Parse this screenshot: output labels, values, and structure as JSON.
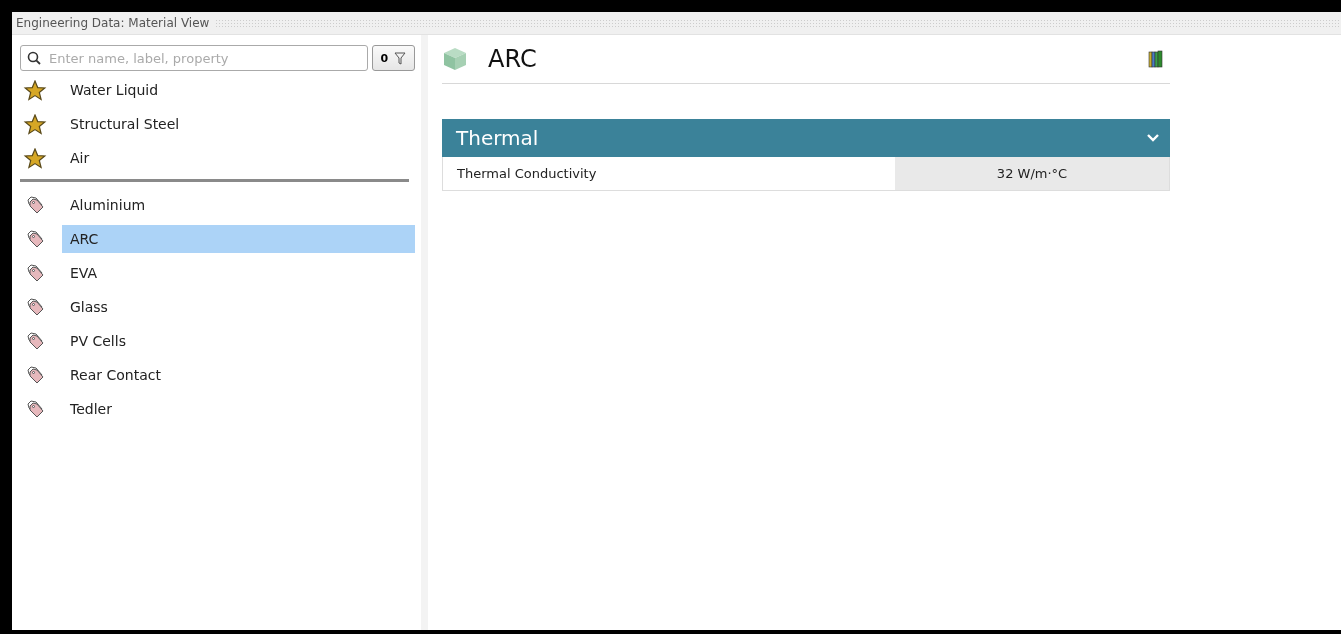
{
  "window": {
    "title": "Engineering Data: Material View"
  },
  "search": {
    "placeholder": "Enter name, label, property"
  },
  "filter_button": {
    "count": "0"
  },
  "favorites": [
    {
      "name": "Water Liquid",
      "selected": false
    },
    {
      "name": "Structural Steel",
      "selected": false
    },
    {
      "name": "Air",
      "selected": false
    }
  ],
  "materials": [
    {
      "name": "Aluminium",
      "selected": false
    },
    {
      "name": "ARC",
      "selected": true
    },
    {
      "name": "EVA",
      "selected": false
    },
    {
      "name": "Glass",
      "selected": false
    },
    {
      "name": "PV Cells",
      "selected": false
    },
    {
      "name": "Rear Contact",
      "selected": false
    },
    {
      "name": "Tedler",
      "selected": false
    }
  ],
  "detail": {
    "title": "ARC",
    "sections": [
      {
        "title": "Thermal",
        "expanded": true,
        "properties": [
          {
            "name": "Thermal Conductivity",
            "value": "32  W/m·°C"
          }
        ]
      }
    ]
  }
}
* * *
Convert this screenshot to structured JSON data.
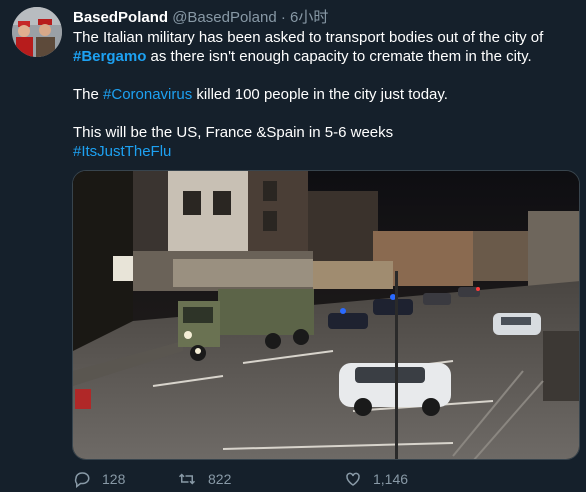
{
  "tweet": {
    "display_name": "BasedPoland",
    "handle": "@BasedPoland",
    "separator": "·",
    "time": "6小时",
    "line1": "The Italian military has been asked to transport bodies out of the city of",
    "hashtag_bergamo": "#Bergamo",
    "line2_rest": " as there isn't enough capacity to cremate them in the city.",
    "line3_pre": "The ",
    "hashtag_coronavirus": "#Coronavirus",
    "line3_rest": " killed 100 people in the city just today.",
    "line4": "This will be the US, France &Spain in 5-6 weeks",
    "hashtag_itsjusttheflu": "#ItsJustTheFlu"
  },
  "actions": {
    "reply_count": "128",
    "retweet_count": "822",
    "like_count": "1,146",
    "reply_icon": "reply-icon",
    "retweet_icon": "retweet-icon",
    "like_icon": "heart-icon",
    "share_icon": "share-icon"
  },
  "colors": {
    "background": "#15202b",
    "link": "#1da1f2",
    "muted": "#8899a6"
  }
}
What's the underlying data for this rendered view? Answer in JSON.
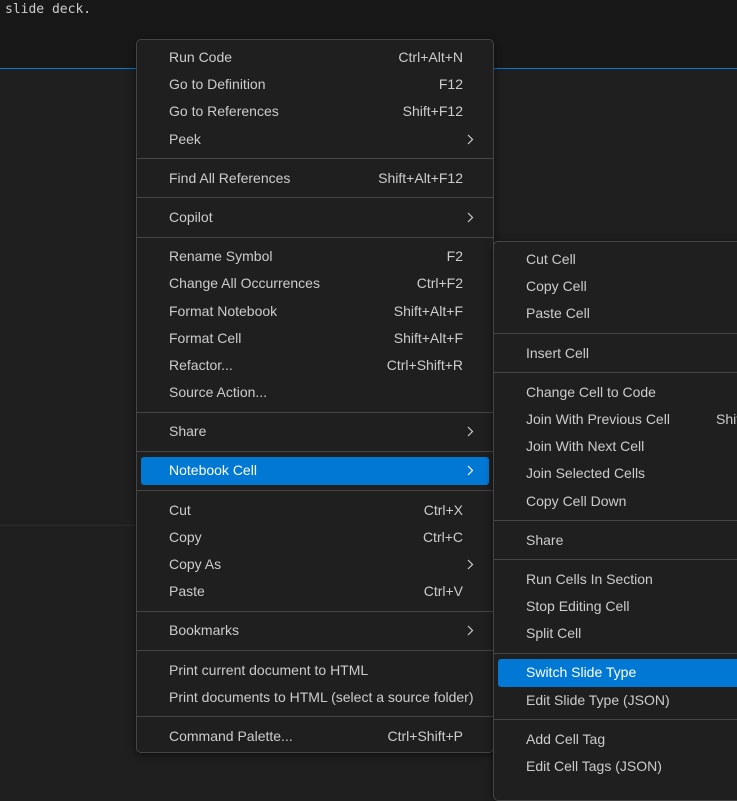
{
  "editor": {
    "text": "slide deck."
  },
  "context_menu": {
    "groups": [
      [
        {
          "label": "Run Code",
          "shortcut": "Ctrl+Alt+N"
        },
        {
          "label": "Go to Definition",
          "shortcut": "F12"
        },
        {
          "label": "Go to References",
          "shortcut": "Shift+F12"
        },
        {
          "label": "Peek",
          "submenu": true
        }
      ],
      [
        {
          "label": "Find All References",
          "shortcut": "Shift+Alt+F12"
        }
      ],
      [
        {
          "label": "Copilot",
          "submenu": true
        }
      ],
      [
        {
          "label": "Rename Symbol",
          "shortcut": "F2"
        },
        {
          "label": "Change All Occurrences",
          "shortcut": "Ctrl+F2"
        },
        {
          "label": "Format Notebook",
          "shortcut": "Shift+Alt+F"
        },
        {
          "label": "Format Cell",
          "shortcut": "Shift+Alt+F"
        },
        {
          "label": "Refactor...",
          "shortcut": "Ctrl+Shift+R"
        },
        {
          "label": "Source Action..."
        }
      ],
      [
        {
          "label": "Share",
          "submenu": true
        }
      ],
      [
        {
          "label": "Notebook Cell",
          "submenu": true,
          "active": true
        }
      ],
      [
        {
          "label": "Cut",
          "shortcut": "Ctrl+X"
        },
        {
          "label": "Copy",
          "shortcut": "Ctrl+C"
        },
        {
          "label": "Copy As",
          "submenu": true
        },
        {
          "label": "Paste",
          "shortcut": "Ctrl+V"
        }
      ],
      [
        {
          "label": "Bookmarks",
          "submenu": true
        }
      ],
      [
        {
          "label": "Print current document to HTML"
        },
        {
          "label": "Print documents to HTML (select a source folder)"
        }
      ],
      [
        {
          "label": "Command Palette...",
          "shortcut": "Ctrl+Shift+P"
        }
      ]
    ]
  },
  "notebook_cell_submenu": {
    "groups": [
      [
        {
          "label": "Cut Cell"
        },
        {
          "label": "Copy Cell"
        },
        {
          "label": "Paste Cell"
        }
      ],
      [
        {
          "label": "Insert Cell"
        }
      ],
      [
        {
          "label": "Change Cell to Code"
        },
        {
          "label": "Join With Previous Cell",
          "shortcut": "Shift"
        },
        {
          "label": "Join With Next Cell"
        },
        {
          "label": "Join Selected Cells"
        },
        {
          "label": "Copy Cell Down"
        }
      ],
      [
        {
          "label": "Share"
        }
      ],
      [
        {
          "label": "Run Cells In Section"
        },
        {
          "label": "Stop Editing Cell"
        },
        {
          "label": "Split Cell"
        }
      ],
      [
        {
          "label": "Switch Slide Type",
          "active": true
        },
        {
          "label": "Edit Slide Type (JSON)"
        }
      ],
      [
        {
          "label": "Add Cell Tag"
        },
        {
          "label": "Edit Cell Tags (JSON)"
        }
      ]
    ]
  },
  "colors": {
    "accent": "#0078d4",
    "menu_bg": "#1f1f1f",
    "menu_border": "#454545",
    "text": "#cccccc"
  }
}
--
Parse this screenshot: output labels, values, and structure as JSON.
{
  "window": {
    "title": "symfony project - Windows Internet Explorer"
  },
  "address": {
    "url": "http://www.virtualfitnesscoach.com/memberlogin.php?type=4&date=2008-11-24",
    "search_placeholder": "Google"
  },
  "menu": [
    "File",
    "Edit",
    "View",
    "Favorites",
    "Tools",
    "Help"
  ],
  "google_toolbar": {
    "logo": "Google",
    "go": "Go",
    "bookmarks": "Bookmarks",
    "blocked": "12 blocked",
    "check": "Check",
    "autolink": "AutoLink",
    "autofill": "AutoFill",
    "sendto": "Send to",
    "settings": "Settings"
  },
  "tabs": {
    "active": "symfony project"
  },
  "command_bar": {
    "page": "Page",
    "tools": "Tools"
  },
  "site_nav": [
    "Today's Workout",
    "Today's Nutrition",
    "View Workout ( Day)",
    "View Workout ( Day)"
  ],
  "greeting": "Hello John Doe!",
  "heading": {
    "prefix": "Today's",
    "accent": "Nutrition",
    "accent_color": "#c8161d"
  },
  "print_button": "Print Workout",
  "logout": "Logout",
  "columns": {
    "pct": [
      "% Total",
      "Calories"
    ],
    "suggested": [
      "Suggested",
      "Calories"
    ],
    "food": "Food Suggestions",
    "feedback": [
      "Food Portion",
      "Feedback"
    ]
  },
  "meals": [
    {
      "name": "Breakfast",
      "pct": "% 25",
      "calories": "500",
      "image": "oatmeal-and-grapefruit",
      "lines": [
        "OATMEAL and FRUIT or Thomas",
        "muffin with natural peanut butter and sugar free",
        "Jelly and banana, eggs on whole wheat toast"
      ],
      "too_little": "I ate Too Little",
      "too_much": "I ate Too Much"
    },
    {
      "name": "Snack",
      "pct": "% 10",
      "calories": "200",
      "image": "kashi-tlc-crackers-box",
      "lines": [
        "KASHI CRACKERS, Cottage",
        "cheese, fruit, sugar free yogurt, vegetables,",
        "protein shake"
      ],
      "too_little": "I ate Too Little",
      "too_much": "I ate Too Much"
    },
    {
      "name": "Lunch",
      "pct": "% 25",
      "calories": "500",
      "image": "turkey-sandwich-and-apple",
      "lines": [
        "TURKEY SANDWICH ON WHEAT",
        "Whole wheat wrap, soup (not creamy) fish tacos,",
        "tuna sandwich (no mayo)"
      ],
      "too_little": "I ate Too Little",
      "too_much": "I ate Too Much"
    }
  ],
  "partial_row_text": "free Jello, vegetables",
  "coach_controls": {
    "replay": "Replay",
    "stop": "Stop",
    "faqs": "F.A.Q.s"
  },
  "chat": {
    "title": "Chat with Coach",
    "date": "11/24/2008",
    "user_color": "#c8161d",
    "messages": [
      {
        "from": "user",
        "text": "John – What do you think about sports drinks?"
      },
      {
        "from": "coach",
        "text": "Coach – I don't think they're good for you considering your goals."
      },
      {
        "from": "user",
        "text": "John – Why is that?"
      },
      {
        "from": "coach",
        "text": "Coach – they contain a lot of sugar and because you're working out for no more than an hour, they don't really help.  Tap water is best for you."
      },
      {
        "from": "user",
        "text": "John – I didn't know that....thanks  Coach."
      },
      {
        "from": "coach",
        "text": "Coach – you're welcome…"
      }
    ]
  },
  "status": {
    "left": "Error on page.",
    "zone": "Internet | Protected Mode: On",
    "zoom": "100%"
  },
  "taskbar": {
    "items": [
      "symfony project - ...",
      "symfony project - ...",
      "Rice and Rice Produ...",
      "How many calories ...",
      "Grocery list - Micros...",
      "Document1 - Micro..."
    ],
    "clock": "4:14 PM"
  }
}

[TASK TO CARRY OUT]
Return each line of the data where the word "title" appears.

[RESPONSE BOX]
    "title": "Engineering Data: Material View"
    "title": "ARC",
        "title": "Thermal",
    "title": "symfony project - Windows Internet Explorer"
    "title": "Chat with Coach",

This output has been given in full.